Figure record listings
□ □ □ □ □

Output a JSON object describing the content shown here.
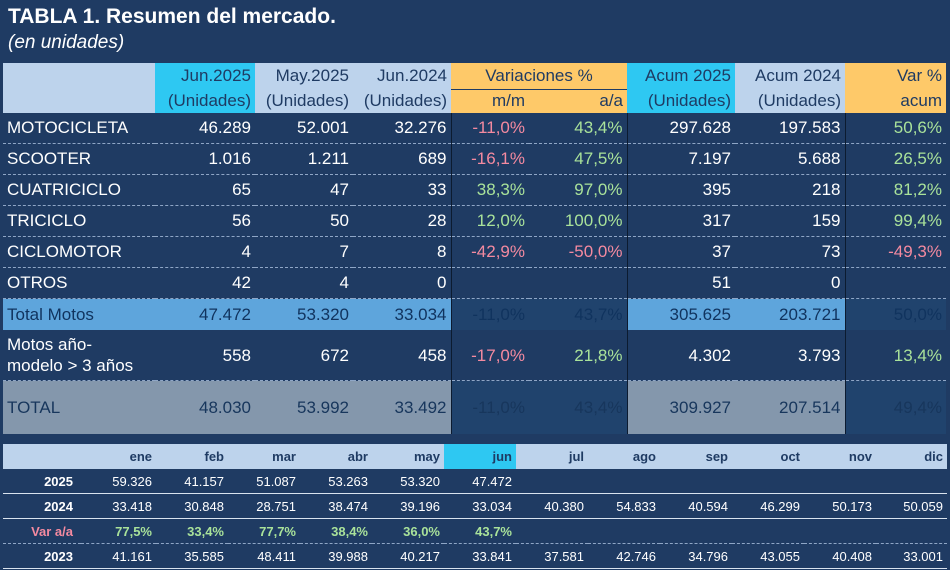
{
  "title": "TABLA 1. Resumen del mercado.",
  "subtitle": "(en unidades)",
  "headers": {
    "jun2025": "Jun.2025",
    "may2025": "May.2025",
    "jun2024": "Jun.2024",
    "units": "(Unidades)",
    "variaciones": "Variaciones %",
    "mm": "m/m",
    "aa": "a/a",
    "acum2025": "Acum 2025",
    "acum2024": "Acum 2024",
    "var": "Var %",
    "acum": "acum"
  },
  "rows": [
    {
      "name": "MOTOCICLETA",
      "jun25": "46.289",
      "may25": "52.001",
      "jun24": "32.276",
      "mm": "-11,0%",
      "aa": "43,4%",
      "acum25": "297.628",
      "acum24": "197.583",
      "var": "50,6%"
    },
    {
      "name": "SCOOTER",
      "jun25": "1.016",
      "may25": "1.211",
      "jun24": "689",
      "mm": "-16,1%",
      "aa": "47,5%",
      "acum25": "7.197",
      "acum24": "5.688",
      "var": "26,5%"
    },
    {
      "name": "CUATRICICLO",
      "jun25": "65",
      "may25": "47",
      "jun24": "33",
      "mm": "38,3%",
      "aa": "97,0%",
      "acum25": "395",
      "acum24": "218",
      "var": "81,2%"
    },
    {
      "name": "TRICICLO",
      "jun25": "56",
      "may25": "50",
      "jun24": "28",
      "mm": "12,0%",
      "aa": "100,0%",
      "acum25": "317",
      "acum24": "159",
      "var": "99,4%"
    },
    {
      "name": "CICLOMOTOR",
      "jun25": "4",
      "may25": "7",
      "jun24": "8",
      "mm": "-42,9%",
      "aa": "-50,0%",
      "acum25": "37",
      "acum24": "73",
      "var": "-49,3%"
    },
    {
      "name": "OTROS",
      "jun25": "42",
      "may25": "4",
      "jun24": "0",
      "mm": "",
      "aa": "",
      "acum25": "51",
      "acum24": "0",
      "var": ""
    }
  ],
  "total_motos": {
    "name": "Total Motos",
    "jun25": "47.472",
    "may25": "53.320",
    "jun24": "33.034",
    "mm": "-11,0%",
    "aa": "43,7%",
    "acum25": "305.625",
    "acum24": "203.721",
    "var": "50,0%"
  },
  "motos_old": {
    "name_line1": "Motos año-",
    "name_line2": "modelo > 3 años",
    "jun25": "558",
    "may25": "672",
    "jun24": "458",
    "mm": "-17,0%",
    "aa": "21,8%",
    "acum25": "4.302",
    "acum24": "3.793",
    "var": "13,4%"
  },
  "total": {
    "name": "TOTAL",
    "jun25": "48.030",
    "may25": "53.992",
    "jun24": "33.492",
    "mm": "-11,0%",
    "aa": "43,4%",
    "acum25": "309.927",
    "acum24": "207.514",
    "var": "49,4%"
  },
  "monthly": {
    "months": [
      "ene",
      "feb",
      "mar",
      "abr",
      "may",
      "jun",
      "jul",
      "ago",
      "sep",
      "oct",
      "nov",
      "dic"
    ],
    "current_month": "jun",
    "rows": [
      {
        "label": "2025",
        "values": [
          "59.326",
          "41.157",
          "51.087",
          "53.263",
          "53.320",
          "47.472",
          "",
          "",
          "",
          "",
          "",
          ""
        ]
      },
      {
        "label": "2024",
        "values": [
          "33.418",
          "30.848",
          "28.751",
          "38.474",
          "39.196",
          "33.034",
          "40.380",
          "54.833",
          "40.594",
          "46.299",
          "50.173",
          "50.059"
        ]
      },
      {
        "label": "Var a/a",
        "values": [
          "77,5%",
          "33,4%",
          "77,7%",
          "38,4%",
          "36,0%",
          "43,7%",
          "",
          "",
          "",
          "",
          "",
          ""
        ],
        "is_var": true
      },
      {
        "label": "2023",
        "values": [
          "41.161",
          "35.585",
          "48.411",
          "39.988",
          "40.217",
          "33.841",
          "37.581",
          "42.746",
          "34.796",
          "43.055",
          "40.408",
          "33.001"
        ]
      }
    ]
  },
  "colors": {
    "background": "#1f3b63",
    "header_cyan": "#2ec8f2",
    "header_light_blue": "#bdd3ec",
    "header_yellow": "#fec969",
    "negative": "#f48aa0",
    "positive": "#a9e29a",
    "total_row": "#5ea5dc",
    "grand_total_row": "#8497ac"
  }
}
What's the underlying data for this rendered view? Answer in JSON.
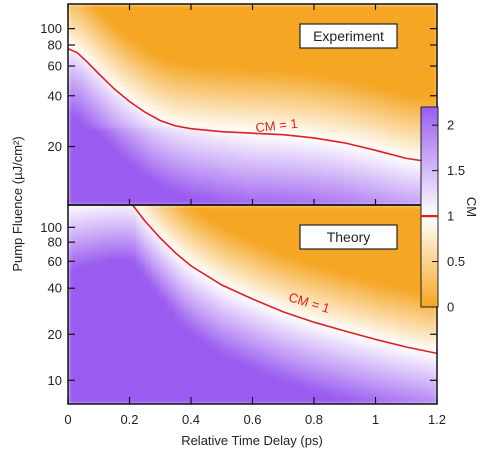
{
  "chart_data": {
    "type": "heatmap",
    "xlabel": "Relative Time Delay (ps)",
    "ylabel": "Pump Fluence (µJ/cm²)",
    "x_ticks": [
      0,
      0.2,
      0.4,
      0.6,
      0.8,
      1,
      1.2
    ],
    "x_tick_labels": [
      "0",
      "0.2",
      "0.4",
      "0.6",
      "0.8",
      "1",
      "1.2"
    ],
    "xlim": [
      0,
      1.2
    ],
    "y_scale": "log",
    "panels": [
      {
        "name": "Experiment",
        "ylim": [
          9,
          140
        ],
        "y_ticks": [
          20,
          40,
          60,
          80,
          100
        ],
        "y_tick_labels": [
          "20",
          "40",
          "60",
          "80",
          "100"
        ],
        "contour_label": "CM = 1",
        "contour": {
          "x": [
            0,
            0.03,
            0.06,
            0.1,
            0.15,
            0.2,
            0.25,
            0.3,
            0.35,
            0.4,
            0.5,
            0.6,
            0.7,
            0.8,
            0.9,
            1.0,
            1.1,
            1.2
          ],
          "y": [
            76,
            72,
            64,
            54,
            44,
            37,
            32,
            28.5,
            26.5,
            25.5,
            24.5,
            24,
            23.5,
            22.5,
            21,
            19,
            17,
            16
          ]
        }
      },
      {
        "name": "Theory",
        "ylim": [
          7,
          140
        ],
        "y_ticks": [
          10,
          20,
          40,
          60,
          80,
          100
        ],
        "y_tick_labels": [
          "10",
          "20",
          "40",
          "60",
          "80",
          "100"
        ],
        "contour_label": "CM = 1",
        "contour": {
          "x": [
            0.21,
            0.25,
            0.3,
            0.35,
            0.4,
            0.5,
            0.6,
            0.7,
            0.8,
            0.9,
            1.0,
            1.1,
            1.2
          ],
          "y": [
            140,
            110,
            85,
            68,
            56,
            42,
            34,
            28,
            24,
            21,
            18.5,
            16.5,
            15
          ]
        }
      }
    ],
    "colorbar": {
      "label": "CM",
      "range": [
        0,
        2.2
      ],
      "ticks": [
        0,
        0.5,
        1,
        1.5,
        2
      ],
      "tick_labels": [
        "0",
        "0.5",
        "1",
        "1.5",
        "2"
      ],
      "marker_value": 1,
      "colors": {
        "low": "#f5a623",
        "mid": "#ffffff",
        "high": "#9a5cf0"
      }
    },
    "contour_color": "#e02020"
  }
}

□ □ □ □ □

Repeat every record above exactly, but leave out any pictures.

Output a JSON object describing the content shown here.
{
  "title": "TABLA 1. Resumen del mercado.",
  "subtitle": "(en unidades)",
  "headers": {
    "jun2025": "Jun.2025",
    "may2025": "May.2025",
    "jun2024": "Jun.2024",
    "units": "(Unidades)",
    "variaciones": "Variaciones %",
    "mm": "m/m",
    "aa": "a/a",
    "acum2025": "Acum 2025",
    "acum2024": "Acum 2024",
    "var": "Var %",
    "acum": "acum"
  },
  "rows": [
    {
      "name": "MOTOCICLETA",
      "jun25": "46.289",
      "may25": "52.001",
      "jun24": "32.276",
      "mm": "-11,0%",
      "aa": "43,4%",
      "acum25": "297.628",
      "acum24": "197.583",
      "var": "50,6%"
    },
    {
      "name": "SCOOTER",
      "jun25": "1.016",
      "may25": "1.211",
      "jun24": "689",
      "mm": "-16,1%",
      "aa": "47,5%",
      "acum25": "7.197",
      "acum24": "5.688",
      "var": "26,5%"
    },
    {
      "name": "CUATRICICLO",
      "jun25": "65",
      "may25": "47",
      "jun24": "33",
      "mm": "38,3%",
      "aa": "97,0%",
      "acum25": "395",
      "acum24": "218",
      "var": "81,2%"
    },
    {
      "name": "TRICICLO",
      "jun25": "56",
      "may25": "50",
      "jun24": "28",
      "mm": "12,0%",
      "aa": "100,0%",
      "acum25": "317",
      "acum24": "159",
      "var": "99,4%"
    },
    {
      "name": "CICLOMOTOR",
      "jun25": "4",
      "may25": "7",
      "jun24": "8",
      "mm": "-42,9%",
      "aa": "-50,0%",
      "acum25": "37",
      "acum24": "73",
      "var": "-49,3%"
    },
    {
      "name": "OTROS",
      "jun25": "42",
      "may25": "4",
      "jun24": "0",
      "mm": "",
      "aa": "",
      "acum25": "51",
      "acum24": "0",
      "var": ""
    }
  ],
  "total_motos": {
    "name": "Total Motos",
    "jun25": "47.472",
    "may25": "53.320",
    "jun24": "33.034",
    "mm": "-11,0%",
    "aa": "43,7%",
    "acum25": "305.625",
    "acum24": "203.721",
    "var": "50,0%"
  },
  "motos_old": {
    "name_line1": "Motos año-",
    "name_line2": "modelo > 3 años",
    "jun25": "558",
    "may25": "672",
    "jun24": "458",
    "mm": "-17,0%",
    "aa": "21,8%",
    "acum25": "4.302",
    "acum24": "3.793",
    "var": "13,4%"
  },
  "total": {
    "name": "TOTAL",
    "jun25": "48.030",
    "may25": "53.992",
    "jun24": "33.492",
    "mm": "-11,0%",
    "aa": "43,4%",
    "acum25": "309.927",
    "acum24": "207.514",
    "var": "49,4%"
  },
  "monthly": {
    "months": [
      "ene",
      "feb",
      "mar",
      "abr",
      "may",
      "jun",
      "jul",
      "ago",
      "sep",
      "oct",
      "nov",
      "dic"
    ],
    "current_month": "jun",
    "rows": [
      {
        "label": "2025",
        "values": [
          "59.326",
          "41.157",
          "51.087",
          "53.263",
          "53.320",
          "47.472",
          "",
          "",
          "",
          "",
          "",
          ""
        ]
      },
      {
        "label": "2024",
        "values": [
          "33.418",
          "30.848",
          "28.751",
          "38.474",
          "39.196",
          "33.034",
          "40.380",
          "54.833",
          "40.594",
          "46.299",
          "50.173",
          "50.059"
        ]
      },
      {
        "label": "Var a/a",
        "values": [
          "77,5%",
          "33,4%",
          "77,7%",
          "38,4%",
          "36,0%",
          "43,7%",
          "",
          "",
          "",
          "",
          "",
          ""
        ],
        "is_var": true
      },
      {
        "label": "2023",
        "values": [
          "41.161",
          "35.585",
          "48.411",
          "39.988",
          "40.217",
          "33.841",
          "37.581",
          "42.746",
          "34.796",
          "43.055",
          "40.408",
          "33.001"
        ]
      }
    ]
  },
  "colors": {
    "background": "#1f3b63",
    "header_cyan": "#2ec8f2",
    "header_light_blue": "#bdd3ec",
    "header_yellow": "#fec969",
    "negative": "#f48aa0",
    "positive": "#a9e29a",
    "total_row": "#5ea5dc",
    "grand_total_row": "#8497ac"
  }
}
What's the underlying data for this rendered view? Answer in JSON.
{
  "chart_data": {
    "type": "heatmap",
    "xlabel": "Relative Time Delay (ps)",
    "ylabel": "Pump Fluence (µJ/cm²)",
    "x_ticks": [
      0,
      0.2,
      0.4,
      0.6,
      0.8,
      1,
      1.2
    ],
    "x_tick_labels": [
      "0",
      "0.2",
      "0.4",
      "0.6",
      "0.8",
      "1",
      "1.2"
    ],
    "xlim": [
      0,
      1.2
    ],
    "y_scale": "log",
    "panels": [
      {
        "name": "Experiment",
        "ylim": [
          9,
          140
        ],
        "y_ticks": [
          20,
          40,
          60,
          80,
          100
        ],
        "y_tick_labels": [
          "20",
          "40",
          "60",
          "80",
          "100"
        ],
        "contour_label": "CM = 1",
        "contour": {
          "x": [
            0,
            0.03,
            0.06,
            0.1,
            0.15,
            0.2,
            0.25,
            0.3,
            0.35,
            0.4,
            0.5,
            0.6,
            0.7,
            0.8,
            0.9,
            1.0,
            1.1,
            1.2
          ],
          "y": [
            76,
            72,
            64,
            54,
            44,
            37,
            32,
            28.5,
            26.5,
            25.5,
            24.5,
            24,
            23.5,
            22.5,
            21,
            19,
            17,
            16
          ]
        }
      },
      {
        "name": "Theory",
        "ylim": [
          7,
          140
        ],
        "y_ticks": [
          10,
          20,
          40,
          60,
          80,
          100
        ],
        "y_tick_labels": [
          "10",
          "20",
          "40",
          "60",
          "80",
          "100"
        ],
        "contour_label": "CM = 1",
        "contour": {
          "x": [
            0.21,
            0.25,
            0.3,
            0.35,
            0.4,
            0.5,
            0.6,
            0.7,
            0.8,
            0.9,
            1.0,
            1.1,
            1.2
          ],
          "y": [
            140,
            110,
            85,
            68,
            56,
            42,
            34,
            28,
            24,
            21,
            18.5,
            16.5,
            15
          ]
        }
      }
    ],
    "colorbar": {
      "label": "CM",
      "range": [
        0,
        2.2
      ],
      "ticks": [
        0,
        0.5,
        1,
        1.5,
        2
      ],
      "tick_labels": [
        "0",
        "0.5",
        "1",
        "1.5",
        "2"
      ],
      "marker_value": 1,
      "colors": {
        "low": "#f5a623",
        "mid": "#ffffff",
        "high": "#9a5cf0"
      }
    },
    "contour_color": "#e02020"
  }
}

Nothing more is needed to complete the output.